- **Information shown**:

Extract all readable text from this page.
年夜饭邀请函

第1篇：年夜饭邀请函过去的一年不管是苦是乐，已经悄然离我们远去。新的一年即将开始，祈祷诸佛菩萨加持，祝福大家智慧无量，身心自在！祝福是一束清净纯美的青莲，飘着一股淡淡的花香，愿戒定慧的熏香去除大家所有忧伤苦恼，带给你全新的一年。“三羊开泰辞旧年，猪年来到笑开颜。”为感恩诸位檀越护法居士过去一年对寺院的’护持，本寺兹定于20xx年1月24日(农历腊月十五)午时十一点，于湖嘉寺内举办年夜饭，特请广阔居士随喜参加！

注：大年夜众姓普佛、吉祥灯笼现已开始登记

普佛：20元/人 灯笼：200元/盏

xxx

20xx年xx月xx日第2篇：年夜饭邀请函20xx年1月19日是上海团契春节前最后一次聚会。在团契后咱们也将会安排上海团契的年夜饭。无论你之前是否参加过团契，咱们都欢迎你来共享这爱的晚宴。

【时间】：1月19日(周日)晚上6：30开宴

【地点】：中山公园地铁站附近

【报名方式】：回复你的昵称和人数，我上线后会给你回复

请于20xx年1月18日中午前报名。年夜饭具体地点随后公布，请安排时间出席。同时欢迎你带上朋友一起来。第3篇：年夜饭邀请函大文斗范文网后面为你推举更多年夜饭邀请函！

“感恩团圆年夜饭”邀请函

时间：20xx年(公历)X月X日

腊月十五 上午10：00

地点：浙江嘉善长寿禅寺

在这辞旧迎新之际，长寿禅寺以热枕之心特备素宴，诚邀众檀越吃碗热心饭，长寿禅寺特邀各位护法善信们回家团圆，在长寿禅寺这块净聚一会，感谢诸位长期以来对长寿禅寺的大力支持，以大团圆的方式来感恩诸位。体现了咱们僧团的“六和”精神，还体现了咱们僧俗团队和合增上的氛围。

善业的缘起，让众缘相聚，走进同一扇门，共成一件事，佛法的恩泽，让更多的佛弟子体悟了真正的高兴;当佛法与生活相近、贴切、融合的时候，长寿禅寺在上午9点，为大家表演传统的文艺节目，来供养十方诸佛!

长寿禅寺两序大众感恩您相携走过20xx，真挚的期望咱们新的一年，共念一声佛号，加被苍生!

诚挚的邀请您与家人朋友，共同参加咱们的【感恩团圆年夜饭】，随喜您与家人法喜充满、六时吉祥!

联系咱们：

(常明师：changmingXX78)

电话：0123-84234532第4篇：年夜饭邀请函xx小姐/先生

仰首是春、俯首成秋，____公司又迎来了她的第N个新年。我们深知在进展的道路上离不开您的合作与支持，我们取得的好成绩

- **Aim of the task**:
Find every line that includes the string "感恩团圆年夜饭". Report how many there are and nothing else.

- **Task solution**:
2